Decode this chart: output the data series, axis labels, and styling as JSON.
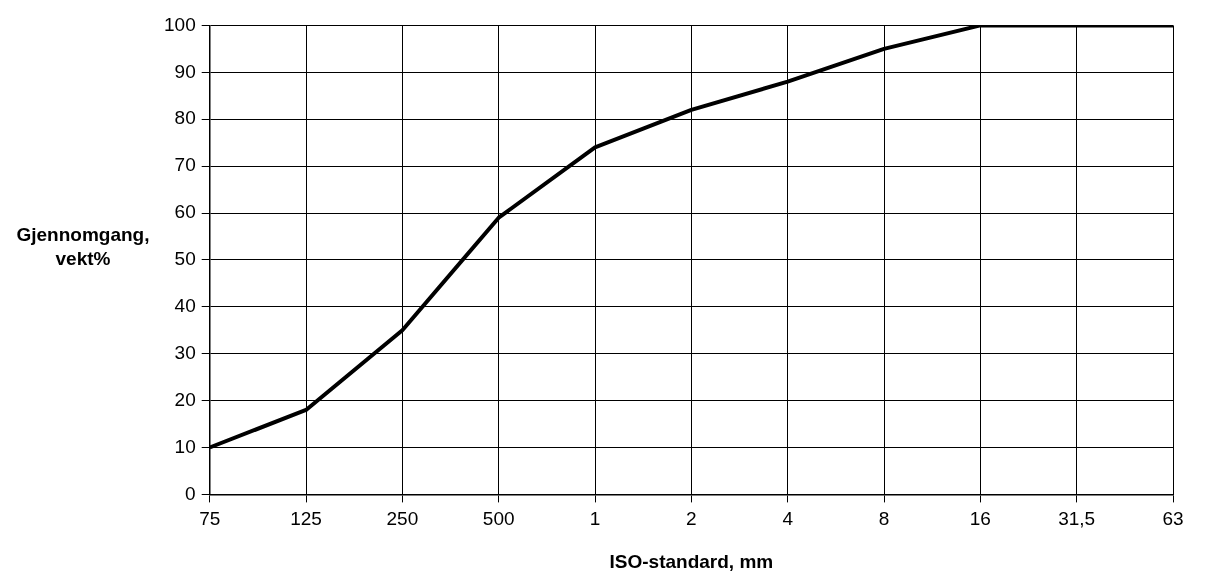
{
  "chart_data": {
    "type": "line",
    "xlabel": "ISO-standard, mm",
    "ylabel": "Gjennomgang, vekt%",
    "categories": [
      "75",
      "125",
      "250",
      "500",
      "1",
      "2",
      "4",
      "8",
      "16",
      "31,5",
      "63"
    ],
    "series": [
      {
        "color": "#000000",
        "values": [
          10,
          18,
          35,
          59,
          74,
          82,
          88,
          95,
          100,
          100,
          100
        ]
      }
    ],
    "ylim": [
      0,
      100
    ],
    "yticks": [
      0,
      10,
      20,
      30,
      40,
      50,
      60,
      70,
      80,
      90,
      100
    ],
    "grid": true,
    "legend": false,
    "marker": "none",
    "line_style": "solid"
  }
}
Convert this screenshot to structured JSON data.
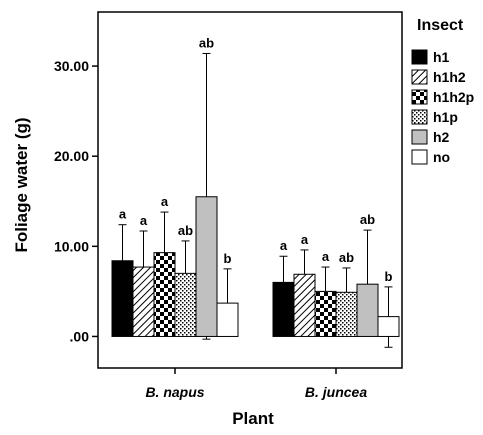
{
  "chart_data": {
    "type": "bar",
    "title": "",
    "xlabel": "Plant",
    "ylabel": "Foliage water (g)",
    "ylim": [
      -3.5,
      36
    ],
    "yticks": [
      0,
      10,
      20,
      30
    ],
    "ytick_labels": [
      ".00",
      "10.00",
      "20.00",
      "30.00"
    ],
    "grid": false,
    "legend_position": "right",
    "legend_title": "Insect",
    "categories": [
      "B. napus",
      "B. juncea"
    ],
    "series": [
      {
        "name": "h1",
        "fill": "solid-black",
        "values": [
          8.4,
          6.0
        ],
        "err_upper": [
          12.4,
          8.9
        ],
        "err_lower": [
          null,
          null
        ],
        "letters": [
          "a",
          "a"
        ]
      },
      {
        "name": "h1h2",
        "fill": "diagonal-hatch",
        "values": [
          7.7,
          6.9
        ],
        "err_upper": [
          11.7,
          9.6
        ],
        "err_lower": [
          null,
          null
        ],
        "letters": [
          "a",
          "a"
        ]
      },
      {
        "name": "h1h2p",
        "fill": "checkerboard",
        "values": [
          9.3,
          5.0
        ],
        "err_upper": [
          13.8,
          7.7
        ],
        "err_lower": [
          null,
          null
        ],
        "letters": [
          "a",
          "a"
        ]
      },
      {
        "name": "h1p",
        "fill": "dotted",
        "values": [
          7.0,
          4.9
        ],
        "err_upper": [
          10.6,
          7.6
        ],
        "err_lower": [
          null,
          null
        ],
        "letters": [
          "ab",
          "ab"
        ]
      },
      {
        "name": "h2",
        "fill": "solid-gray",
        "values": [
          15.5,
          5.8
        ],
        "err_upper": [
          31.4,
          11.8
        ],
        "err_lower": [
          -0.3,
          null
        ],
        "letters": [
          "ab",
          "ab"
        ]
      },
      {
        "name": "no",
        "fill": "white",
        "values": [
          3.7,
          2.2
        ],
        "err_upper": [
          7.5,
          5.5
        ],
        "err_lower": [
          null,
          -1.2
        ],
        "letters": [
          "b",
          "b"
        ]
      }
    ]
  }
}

☆ ☆ ☆ ☆

- **INSTRUCTIONS TO FOLLOW**
Using the material above, set down every line exactly, but skip the pictures.

- **EXERCISE RESPONSE**
Decode this chart: output the data series, axis labels, and styling as JSON.
{
  "chart_data": {
    "type": "line",
    "xlabel": "ISO-standard, mm",
    "ylabel": "Gjennomgang, vekt%",
    "categories": [
      "75",
      "125",
      "250",
      "500",
      "1",
      "2",
      "4",
      "8",
      "16",
      "31,5",
      "63"
    ],
    "series": [
      {
        "color": "#000000",
        "values": [
          10,
          18,
          35,
          59,
          74,
          82,
          88,
          95,
          100,
          100,
          100
        ]
      }
    ],
    "ylim": [
      0,
      100
    ],
    "yticks": [
      0,
      10,
      20,
      30,
      40,
      50,
      60,
      70,
      80,
      90,
      100
    ],
    "grid": true,
    "legend": false,
    "marker": "none",
    "line_style": "solid"
  }
}
Convert this screenshot to structured JSON data.
{
  "chart_data": {
    "type": "bar",
    "title": "",
    "xlabel": "Plant",
    "ylabel": "Foliage water (g)",
    "ylim": [
      -3.5,
      36
    ],
    "yticks": [
      0,
      10,
      20,
      30
    ],
    "ytick_labels": [
      ".00",
      "10.00",
      "20.00",
      "30.00"
    ],
    "grid": false,
    "legend_position": "right",
    "legend_title": "Insect",
    "categories": [
      "B. napus",
      "B. juncea"
    ],
    "series": [
      {
        "name": "h1",
        "fill": "solid-black",
        "values": [
          8.4,
          6.0
        ],
        "err_upper": [
          12.4,
          8.9
        ],
        "err_lower": [
          null,
          null
        ],
        "letters": [
          "a",
          "a"
        ]
      },
      {
        "name": "h1h2",
        "fill": "diagonal-hatch",
        "values": [
          7.7,
          6.9
        ],
        "err_upper": [
          11.7,
          9.6
        ],
        "err_lower": [
          null,
          null
        ],
        "letters": [
          "a",
          "a"
        ]
      },
      {
        "name": "h1h2p",
        "fill": "checkerboard",
        "values": [
          9.3,
          5.0
        ],
        "err_upper": [
          13.8,
          7.7
        ],
        "err_lower": [
          null,
          null
        ],
        "letters": [
          "a",
          "a"
        ]
      },
      {
        "name": "h1p",
        "fill": "dotted",
        "values": [
          7.0,
          4.9
        ],
        "err_upper": [
          10.6,
          7.6
        ],
        "err_lower": [
          null,
          null
        ],
        "letters": [
          "ab",
          "ab"
        ]
      },
      {
        "name": "h2",
        "fill": "solid-gray",
        "values": [
          15.5,
          5.8
        ],
        "err_upper": [
          31.4,
          11.8
        ],
        "err_lower": [
          -0.3,
          null
        ],
        "letters": [
          "ab",
          "ab"
        ]
      },
      {
        "name": "no",
        "fill": "white",
        "values": [
          3.7,
          2.2
        ],
        "err_upper": [
          7.5,
          5.5
        ],
        "err_lower": [
          null,
          -1.2
        ],
        "letters": [
          "b",
          "b"
        ]
      }
    ]
  }
}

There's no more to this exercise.